◆ Stated exercise ◆
Where a line of the material contains the string "الخالد", copy that line.

◆ Extracted material ◆

================================

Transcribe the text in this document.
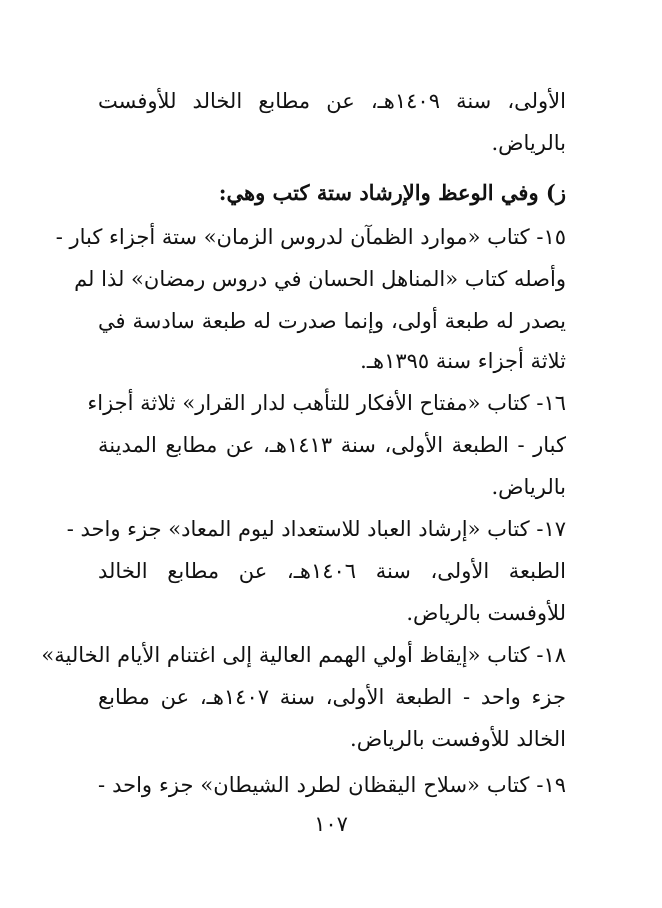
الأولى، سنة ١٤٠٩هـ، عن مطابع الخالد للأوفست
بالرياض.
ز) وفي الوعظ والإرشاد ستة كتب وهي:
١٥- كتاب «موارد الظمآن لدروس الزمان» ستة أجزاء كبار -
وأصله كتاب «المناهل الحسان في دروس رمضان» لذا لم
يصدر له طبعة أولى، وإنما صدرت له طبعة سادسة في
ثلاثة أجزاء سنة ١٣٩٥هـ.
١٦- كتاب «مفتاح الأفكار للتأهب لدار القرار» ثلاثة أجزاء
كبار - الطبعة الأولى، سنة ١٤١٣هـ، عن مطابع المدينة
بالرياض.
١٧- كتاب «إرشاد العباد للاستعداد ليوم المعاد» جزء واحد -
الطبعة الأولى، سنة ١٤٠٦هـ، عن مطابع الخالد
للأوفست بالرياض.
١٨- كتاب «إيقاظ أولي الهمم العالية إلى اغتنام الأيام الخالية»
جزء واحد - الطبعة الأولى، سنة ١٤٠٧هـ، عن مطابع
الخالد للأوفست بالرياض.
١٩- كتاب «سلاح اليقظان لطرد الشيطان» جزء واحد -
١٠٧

================================

◆ Answer to this problem ◆
الأولى، سنة ١٤٠٩هـ، عن مطابع الخالد للأوفست
الطبعة الأولى، سنة ١٤٠٦هـ، عن مطابع الخالد
الخالد للأوفست بالرياض.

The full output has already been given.